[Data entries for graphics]
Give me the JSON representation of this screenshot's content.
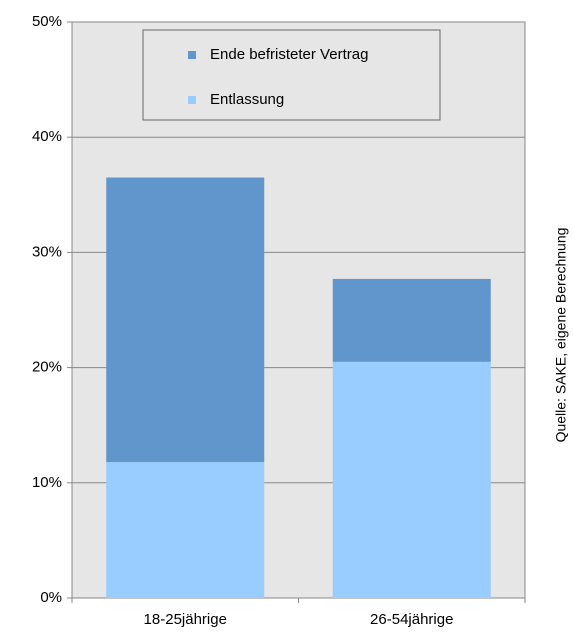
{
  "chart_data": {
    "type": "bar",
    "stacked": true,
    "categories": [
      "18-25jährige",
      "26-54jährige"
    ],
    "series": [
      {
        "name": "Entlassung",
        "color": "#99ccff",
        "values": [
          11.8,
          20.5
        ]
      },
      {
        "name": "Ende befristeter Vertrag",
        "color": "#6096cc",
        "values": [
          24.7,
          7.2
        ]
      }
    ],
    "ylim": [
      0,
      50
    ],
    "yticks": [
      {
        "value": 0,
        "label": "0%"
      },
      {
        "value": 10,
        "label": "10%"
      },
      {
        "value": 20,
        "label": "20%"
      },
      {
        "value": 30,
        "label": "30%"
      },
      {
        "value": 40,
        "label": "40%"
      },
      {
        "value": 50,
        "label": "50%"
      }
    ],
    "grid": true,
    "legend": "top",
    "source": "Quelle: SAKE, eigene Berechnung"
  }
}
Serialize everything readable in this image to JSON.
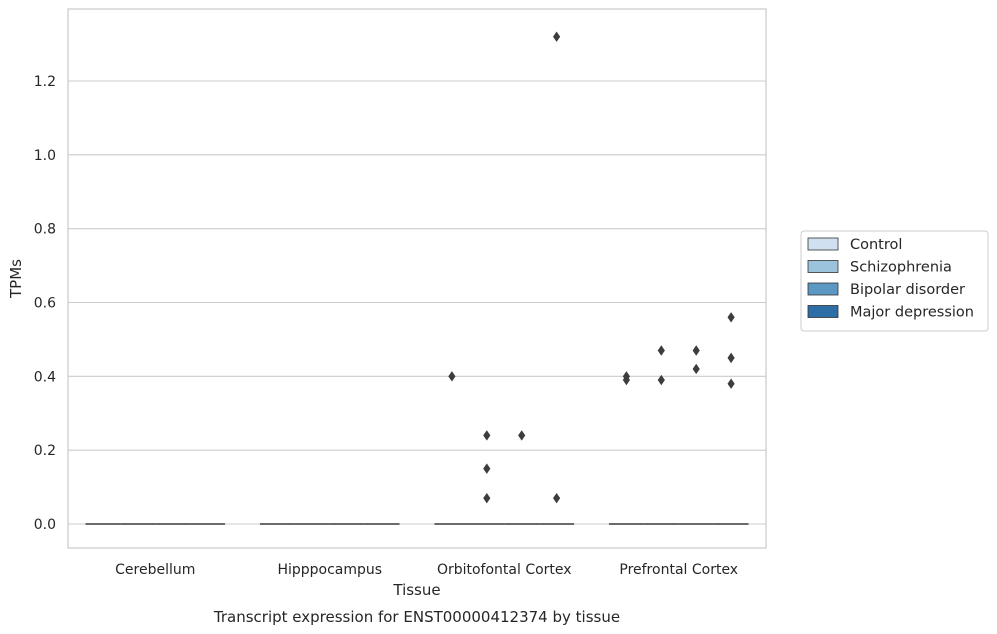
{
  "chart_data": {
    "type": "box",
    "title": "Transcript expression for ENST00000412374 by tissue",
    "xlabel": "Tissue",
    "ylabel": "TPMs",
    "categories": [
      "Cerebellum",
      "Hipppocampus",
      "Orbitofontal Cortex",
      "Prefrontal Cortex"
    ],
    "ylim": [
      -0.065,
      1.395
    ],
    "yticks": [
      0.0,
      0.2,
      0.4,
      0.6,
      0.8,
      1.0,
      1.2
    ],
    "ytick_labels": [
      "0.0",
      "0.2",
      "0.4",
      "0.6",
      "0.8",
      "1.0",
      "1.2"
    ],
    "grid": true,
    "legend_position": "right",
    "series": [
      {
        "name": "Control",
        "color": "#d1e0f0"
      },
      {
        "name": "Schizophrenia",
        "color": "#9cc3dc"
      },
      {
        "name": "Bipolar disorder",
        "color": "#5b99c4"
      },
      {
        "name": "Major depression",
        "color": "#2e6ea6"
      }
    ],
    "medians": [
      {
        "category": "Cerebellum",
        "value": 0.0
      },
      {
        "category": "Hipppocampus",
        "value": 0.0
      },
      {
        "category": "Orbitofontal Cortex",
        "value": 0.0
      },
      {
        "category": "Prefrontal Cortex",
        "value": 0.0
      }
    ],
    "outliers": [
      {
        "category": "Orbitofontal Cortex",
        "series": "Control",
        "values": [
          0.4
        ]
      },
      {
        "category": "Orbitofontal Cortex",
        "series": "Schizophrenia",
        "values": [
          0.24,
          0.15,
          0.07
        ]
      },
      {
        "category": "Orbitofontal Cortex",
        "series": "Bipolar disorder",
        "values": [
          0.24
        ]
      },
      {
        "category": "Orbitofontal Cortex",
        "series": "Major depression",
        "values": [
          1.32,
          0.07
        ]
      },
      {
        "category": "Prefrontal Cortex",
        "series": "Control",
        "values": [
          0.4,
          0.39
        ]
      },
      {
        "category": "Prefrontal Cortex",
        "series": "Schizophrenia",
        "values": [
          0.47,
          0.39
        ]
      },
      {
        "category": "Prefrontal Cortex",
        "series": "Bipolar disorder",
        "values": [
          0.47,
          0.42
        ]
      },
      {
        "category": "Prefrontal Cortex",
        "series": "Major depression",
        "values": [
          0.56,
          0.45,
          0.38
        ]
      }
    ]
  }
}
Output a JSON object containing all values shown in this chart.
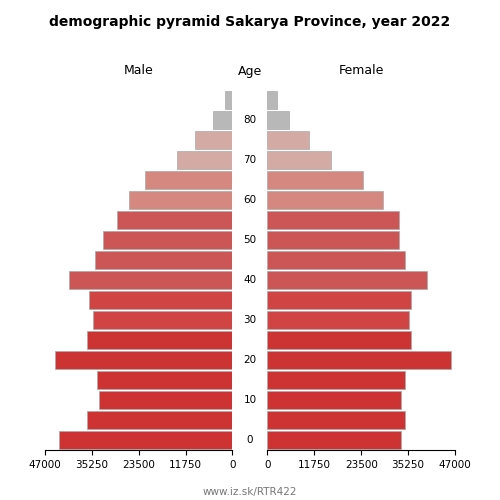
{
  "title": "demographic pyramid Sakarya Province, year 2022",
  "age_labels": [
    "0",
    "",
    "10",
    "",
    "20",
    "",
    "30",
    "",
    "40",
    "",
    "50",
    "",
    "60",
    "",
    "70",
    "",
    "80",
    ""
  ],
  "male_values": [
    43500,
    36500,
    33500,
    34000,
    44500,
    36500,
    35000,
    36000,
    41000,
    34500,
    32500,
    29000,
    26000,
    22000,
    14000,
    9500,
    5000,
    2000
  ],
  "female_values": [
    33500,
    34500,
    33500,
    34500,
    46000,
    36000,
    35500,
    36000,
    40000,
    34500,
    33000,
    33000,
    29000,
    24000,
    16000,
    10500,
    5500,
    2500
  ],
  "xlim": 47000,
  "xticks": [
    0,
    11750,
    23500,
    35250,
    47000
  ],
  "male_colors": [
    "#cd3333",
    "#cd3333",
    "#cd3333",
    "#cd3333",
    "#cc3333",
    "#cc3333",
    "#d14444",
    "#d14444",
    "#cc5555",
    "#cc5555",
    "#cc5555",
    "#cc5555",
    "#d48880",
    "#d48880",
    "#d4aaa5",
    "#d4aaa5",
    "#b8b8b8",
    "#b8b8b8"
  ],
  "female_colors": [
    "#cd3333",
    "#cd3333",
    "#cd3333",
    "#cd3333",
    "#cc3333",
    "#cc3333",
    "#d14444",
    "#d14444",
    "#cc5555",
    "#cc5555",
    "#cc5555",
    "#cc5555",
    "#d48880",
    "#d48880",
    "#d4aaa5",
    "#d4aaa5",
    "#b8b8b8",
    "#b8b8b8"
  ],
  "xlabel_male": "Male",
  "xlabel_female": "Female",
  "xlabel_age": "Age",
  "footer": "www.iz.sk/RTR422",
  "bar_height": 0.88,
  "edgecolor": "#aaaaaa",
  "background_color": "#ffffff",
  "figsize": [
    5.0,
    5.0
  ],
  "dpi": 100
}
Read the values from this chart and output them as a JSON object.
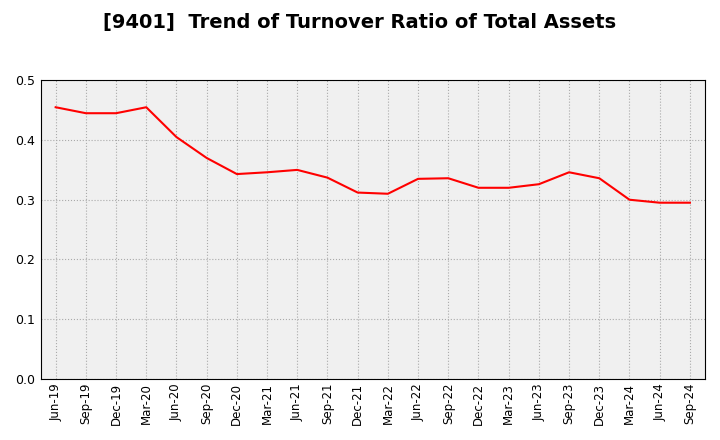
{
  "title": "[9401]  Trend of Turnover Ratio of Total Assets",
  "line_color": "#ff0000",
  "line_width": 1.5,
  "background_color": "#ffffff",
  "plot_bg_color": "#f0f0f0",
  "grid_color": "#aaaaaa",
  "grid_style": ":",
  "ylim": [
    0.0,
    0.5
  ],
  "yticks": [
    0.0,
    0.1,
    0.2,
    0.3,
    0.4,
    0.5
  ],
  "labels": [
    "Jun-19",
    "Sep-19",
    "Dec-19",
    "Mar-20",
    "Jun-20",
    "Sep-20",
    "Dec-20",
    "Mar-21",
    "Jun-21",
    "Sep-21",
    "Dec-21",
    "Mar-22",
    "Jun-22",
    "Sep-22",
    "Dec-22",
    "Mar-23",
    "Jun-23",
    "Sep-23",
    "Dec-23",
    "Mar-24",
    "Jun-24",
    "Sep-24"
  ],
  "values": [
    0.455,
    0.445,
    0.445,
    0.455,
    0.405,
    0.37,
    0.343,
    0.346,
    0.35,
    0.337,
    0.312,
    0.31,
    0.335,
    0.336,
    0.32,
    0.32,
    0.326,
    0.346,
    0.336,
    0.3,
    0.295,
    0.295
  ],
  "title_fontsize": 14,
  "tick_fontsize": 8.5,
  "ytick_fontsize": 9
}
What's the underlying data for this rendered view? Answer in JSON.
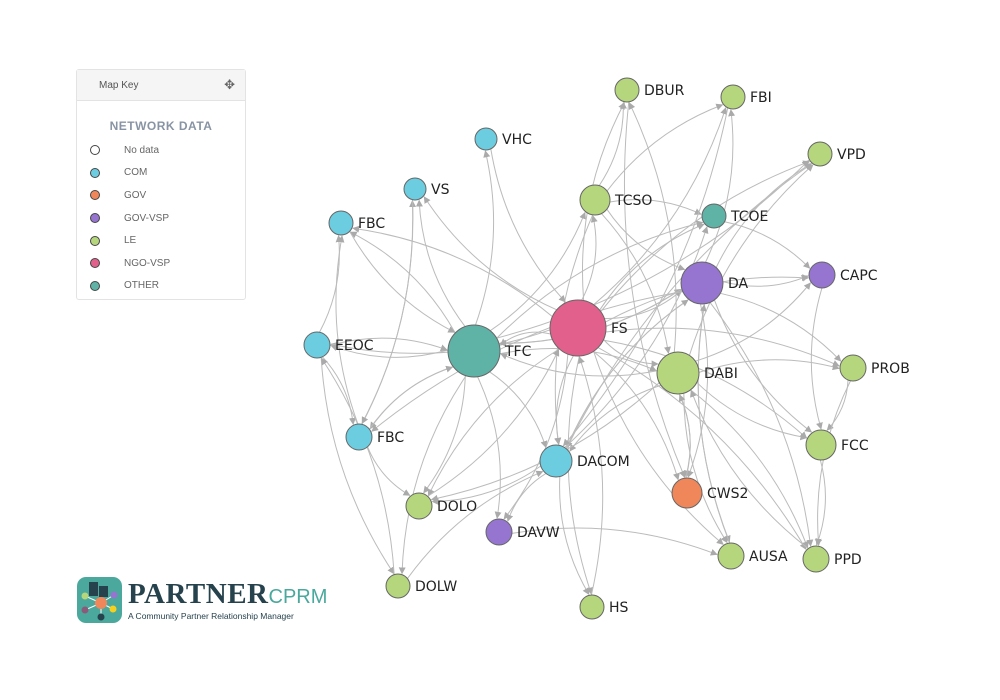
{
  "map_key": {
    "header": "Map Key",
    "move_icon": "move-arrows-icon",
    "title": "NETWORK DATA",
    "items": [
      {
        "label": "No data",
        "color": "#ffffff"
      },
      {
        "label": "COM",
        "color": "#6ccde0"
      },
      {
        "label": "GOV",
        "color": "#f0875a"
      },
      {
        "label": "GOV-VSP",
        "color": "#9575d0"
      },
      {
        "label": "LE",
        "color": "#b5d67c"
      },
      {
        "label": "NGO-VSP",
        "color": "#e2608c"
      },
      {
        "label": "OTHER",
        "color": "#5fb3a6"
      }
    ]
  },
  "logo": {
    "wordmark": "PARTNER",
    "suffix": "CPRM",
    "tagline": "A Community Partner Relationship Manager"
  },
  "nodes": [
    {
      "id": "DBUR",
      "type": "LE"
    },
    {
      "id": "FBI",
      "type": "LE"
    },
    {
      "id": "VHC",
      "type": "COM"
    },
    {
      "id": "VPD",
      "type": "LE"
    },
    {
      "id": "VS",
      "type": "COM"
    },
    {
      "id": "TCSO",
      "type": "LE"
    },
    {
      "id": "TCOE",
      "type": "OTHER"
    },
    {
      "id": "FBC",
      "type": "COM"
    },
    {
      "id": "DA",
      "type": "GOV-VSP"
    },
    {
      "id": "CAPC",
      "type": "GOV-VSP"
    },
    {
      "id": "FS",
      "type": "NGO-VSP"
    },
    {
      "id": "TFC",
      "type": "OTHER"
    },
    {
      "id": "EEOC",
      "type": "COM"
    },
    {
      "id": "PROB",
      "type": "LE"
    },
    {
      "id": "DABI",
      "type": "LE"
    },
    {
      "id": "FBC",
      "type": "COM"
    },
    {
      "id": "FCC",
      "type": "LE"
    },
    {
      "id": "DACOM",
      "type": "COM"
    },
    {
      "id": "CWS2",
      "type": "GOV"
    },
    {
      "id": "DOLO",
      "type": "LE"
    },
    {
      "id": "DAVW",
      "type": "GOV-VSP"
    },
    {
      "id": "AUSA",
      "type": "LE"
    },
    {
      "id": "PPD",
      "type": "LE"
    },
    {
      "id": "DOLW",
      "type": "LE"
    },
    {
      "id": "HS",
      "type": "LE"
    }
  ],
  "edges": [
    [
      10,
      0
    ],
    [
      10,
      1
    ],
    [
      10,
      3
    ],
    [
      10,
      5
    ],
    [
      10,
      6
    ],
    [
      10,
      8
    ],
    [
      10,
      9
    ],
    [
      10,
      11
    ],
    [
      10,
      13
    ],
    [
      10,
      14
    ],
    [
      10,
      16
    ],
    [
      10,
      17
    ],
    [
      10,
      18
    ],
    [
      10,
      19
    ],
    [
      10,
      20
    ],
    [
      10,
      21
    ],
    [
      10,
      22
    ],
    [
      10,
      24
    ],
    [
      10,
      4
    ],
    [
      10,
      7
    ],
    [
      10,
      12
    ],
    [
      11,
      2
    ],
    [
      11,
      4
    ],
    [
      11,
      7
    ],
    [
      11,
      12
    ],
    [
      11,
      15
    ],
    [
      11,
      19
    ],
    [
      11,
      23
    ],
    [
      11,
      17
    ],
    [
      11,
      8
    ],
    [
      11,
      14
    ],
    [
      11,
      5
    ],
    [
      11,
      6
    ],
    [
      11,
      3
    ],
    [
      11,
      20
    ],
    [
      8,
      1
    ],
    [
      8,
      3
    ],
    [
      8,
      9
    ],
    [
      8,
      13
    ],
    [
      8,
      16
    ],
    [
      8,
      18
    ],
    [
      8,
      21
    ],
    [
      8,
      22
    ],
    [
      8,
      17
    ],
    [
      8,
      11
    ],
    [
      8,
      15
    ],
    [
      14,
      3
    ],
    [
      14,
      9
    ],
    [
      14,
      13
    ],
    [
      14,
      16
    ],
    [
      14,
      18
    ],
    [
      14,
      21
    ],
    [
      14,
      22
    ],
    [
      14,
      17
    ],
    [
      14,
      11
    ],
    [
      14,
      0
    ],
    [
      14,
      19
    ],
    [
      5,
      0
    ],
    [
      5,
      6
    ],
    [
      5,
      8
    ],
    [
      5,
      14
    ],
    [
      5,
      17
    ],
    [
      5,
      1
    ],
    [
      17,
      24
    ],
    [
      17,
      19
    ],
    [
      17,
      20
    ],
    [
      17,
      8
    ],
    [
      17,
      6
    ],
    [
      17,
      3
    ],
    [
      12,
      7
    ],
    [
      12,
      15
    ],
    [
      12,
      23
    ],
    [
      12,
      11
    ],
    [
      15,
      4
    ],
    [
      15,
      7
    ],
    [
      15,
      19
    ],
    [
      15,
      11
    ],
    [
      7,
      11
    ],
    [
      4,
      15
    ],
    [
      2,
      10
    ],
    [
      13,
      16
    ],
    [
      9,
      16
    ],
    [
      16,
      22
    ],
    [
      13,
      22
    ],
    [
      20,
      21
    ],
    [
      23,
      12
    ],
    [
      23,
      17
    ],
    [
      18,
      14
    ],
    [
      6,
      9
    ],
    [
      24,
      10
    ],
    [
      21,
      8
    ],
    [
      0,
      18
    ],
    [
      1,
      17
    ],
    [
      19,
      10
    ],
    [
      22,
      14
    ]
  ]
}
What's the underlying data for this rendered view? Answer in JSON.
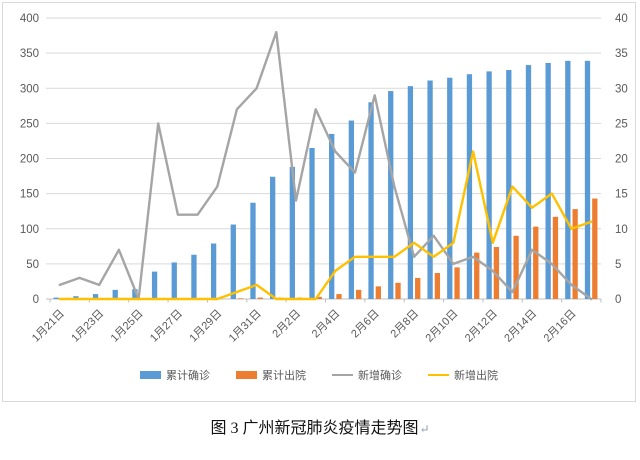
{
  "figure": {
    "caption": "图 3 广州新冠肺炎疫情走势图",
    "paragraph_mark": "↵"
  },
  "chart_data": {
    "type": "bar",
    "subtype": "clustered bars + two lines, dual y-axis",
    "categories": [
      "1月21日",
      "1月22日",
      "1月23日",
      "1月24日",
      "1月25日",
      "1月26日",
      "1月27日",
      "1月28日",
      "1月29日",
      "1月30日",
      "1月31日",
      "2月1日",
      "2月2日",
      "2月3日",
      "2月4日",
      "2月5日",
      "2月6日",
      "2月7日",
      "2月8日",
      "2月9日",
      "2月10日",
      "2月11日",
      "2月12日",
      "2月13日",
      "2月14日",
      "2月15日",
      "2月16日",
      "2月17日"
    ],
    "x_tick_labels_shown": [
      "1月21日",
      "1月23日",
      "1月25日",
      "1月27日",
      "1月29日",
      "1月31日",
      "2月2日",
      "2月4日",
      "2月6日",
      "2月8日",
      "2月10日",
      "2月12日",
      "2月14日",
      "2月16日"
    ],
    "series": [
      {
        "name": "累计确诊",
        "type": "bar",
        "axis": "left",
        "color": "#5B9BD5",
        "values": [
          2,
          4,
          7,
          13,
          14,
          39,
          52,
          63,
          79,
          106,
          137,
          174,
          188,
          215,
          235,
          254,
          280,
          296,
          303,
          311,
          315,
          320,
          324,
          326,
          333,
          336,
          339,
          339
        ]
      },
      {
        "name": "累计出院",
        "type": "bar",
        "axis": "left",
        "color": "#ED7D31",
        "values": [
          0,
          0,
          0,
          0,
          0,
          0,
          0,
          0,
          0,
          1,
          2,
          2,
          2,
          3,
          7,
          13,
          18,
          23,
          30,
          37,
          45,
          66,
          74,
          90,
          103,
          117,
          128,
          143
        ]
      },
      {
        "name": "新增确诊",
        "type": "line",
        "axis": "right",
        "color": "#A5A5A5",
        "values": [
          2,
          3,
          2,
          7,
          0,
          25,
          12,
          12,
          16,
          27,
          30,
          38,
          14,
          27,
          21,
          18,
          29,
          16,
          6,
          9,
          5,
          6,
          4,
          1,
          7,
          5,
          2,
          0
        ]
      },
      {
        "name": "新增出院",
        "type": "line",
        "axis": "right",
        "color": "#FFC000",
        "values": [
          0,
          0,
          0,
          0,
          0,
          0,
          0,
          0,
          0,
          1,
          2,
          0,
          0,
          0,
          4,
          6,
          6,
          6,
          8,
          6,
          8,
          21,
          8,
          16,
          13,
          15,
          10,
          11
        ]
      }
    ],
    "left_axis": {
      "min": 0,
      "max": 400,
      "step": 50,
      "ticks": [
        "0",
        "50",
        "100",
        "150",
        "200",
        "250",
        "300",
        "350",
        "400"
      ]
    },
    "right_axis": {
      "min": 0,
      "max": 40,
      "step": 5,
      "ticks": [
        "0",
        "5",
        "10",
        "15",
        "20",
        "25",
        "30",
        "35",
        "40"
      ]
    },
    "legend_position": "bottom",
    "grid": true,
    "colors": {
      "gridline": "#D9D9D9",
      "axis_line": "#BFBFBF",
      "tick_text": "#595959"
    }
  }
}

TASK DESCRIPTION:
Give the count of lines in the data shown above that contain "object", and nothing else.

IN RESPONSE:
2